• [Exercise task]:
Find every line with the word "Rated". Copy those lines.

• [Record extracts]:
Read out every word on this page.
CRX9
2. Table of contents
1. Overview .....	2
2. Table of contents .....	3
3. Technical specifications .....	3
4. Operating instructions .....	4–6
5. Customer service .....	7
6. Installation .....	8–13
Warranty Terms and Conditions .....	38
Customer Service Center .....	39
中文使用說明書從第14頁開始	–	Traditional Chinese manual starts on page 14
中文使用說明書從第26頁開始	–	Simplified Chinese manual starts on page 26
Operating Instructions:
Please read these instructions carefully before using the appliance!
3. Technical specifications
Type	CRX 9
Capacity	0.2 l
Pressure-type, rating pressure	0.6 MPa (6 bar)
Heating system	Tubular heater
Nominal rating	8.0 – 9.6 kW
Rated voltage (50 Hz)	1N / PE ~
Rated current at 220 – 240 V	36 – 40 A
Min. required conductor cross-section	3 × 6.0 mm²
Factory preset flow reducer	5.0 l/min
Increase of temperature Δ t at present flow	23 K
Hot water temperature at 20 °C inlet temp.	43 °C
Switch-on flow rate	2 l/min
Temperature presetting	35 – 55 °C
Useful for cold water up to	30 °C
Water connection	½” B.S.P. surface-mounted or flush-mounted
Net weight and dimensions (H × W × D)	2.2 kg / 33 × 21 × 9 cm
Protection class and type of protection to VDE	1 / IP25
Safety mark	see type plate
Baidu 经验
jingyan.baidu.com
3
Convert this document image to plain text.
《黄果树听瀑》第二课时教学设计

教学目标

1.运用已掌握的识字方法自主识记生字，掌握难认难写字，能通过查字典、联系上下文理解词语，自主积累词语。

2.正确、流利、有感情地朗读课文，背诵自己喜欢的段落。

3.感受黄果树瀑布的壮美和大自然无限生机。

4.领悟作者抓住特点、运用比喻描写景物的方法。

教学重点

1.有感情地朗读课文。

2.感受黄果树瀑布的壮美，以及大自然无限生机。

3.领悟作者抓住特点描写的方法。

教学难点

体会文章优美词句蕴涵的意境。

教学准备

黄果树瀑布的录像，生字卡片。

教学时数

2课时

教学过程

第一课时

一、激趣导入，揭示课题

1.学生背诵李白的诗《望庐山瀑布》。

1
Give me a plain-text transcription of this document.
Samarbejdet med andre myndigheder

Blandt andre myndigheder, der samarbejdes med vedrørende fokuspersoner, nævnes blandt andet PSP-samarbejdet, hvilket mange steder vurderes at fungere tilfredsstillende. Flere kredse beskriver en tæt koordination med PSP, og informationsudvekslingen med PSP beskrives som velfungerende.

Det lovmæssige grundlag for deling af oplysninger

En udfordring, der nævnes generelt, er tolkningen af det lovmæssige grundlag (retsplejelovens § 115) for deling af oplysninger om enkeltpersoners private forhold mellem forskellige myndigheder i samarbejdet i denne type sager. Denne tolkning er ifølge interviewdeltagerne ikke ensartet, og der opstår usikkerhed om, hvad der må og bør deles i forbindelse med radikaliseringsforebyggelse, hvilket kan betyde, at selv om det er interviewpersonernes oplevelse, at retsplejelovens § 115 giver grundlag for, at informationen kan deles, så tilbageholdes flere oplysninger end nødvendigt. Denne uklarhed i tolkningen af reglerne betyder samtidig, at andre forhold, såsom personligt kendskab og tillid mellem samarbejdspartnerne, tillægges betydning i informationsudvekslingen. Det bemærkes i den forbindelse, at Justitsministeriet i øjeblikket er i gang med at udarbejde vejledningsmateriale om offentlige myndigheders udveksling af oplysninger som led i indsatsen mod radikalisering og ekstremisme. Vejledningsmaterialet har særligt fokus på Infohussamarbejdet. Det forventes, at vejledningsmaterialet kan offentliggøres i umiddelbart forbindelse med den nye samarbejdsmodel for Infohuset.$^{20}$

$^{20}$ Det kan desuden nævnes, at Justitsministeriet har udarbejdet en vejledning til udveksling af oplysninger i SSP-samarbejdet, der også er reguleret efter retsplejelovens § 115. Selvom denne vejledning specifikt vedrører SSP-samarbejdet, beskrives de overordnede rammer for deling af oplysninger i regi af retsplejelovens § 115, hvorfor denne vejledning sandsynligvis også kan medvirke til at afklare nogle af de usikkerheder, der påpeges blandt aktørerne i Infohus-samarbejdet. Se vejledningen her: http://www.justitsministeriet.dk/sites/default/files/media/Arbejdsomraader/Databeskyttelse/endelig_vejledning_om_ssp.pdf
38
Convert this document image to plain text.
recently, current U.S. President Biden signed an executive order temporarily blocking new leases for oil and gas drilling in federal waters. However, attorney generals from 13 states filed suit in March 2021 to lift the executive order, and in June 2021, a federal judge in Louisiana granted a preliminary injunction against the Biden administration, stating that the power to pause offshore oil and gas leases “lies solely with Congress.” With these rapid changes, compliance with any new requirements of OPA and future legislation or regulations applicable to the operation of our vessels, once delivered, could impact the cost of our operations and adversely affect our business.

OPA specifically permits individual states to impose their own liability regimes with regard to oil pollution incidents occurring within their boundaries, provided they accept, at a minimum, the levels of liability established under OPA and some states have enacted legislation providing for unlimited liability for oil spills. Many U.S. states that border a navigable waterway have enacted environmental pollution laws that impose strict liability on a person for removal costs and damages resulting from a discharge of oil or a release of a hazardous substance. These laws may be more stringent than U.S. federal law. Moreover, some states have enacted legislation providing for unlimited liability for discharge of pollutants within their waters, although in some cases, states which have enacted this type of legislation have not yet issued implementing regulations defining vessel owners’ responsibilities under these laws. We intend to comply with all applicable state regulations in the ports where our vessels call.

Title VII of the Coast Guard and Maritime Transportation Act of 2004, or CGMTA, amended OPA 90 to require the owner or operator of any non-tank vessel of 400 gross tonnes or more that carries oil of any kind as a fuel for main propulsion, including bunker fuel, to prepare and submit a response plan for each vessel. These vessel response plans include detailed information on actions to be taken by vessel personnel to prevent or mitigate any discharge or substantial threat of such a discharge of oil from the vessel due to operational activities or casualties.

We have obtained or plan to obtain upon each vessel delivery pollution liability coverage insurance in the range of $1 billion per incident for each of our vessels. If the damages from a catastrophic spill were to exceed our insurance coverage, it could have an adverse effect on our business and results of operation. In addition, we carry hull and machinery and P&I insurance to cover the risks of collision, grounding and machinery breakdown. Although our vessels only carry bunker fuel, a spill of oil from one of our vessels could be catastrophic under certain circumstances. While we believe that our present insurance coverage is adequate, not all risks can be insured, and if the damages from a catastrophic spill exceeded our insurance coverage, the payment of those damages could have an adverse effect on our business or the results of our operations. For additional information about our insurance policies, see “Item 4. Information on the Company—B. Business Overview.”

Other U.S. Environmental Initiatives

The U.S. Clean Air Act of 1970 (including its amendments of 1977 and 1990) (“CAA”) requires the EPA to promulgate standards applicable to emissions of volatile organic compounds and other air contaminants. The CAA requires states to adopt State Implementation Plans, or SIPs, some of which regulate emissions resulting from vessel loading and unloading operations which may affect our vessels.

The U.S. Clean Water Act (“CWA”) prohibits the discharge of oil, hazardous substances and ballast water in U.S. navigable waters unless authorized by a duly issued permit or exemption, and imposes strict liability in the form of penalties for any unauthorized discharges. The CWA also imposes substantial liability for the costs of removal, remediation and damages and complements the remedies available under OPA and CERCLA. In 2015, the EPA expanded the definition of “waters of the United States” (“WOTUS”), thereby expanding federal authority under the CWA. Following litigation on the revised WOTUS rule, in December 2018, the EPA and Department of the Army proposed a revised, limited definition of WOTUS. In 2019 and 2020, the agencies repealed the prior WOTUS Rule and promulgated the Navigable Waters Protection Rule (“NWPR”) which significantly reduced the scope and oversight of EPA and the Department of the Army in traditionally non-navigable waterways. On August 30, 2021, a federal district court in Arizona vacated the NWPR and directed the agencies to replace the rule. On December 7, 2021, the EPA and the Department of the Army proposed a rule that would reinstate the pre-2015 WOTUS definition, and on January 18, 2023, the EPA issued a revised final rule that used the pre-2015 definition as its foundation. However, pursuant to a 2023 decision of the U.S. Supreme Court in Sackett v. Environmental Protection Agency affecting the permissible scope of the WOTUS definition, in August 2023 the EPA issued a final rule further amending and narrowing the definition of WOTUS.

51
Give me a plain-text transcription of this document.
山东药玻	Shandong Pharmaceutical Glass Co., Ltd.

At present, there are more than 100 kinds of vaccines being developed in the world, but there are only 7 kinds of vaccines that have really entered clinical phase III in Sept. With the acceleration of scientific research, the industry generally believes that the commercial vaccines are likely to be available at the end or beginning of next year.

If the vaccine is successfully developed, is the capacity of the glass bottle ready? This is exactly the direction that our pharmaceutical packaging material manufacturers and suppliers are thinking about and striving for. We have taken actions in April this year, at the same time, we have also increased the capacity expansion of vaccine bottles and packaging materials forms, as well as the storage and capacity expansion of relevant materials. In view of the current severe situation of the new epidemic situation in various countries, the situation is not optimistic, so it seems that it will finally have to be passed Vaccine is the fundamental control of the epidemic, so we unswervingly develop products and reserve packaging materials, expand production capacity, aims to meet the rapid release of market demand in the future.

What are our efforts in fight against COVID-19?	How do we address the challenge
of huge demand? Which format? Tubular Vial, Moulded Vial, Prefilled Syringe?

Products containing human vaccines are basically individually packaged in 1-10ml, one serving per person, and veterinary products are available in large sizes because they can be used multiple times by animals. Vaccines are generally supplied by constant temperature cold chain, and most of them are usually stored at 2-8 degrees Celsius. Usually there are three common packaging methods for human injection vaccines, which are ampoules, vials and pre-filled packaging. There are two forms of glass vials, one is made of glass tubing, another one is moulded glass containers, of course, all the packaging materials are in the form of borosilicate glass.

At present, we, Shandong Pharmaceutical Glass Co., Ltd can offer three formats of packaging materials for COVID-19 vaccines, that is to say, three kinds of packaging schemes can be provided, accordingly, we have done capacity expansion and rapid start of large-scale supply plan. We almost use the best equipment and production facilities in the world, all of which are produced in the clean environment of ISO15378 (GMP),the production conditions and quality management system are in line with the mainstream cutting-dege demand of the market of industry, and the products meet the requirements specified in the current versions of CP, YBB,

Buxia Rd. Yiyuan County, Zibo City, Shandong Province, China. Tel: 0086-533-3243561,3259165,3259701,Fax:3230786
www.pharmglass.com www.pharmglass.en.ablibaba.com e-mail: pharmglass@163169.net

• [Exercise output]:
Rated voltage (50 Hz)	1N / PE ~
Rated current at 220 – 240 V	36 – 40 A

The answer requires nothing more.